## start AVAILABLE RECORDS

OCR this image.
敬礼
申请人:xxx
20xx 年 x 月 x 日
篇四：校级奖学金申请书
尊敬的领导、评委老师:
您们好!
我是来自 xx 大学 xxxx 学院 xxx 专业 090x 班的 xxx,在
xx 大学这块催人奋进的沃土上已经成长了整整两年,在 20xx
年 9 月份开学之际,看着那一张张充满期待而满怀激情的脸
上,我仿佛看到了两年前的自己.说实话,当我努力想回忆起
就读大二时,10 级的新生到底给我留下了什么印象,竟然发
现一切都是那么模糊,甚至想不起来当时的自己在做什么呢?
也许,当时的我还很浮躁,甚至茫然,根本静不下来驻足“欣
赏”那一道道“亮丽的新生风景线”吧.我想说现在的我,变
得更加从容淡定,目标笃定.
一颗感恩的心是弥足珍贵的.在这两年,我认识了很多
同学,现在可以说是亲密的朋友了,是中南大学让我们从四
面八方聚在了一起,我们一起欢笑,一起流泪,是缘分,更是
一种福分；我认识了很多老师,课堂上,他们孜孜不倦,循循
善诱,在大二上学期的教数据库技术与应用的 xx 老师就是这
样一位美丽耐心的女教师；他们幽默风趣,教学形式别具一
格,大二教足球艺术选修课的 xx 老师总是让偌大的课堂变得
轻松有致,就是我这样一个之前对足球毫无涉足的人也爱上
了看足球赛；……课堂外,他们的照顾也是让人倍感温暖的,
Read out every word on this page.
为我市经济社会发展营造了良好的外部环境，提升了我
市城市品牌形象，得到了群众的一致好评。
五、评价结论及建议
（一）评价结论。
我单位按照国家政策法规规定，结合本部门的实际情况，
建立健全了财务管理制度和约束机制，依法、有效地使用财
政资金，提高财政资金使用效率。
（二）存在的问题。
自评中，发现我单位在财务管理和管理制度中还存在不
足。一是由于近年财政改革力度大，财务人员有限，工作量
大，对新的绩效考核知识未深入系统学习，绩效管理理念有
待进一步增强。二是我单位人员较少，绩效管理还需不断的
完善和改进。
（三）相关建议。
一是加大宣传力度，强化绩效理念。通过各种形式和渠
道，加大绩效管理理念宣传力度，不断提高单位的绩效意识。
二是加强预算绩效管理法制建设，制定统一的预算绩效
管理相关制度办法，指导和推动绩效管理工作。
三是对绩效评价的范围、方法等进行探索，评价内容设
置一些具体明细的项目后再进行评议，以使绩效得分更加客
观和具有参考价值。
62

## end AVAILABLE RECORDS

* [THE EXERCISE]
Copy every line exactly. Leave nothing out.

* [SOLUTION FOR THIS TASK]
OCR this image.
敬礼
申请人:xxx
20xx 年 x 月 x 日
篇四：校级奖学金申请书
尊敬的领导、评委老师:
您们好!
我是来自 xx 大学 xxxx 学院 xxx 专业 090x 班的 xxx,在
xx 大学这块催人奋进的沃土上已经成长了整整两年,在 20xx
年 9 月份开学之际,看着那一张张充满期待而满怀激情的脸
上,我仿佛看到了两年前的自己.说实话,当我努力想回忆起
就读大二时,10 级的新生到底给我留下了什么印象,竟然发
现一切都是那么模糊,甚至想不起来当时的自己在做什么呢?
也许,当时的我还很浮躁,甚至茫然,根本静不下来驻足“欣
赏”那一道道“亮丽的新生风景线”吧.我想说现在的我,变
得更加从容淡定,目标笃定.
一颗感恩的心是弥足珍贵的.在这两年,我认识了很多
同学,现在可以说是亲密的朋友了,是中南大学让我们从四
面八方聚在了一起,我们一起欢笑,一起流泪,是缘分,更是
一种福分；我认识了很多老师,课堂上,他们孜孜不倦,循循
善诱,在大二上学期的教数据库技术与应用的 xx 老师就是这
样一位美丽耐心的女教师；他们幽默风趣,教学形式别具一
格,大二教足球艺术选修课的 xx 老师总是让偌大的课堂变得
轻松有致,就是我这样一个之前对足球毫无涉足的人也爱上
了看足球赛；……课堂外,他们的照顾也是让人倍感温暖的,
Read out every word on this page.
为我市经济社会发展营造了良好的外部环境，提升了我
市城市品牌形象，得到了群众的一致好评。
五、评价结论及建议
（一）评价结论。
我单位按照国家政策法规规定，结合本部门的实际情况，
建立健全了财务管理制度和约束机制，依法、有效地使用财
政资金，提高财政资金使用效率。
（二）存在的问题。
自评中，发现我单位在财务管理和管理制度中还存在不
足。一是由于近年财政改革力度大，财务人员有限，工作量
大，对新的绩效考核知识未深入系统学习，绩效管理理念有
待进一步增强。二是我单位人员较少，绩效管理还需不断的
完善和改进。
（三）相关建议。
一是加大宣传力度，强化绩效理念。通过各种形式和渠
道，加大绩效管理理念宣传力度，不断提高单位的绩效意识。
二是加强预算绩效管理法制建设，制定统一的预算绩效
管理相关制度办法，指导和推动绩效管理工作。
三是对绩效评价的范围、方法等进行探索，评价内容设
置一些具体明细的项目后再进行评议，以使绩效得分更加客
观和具有参考价值。
62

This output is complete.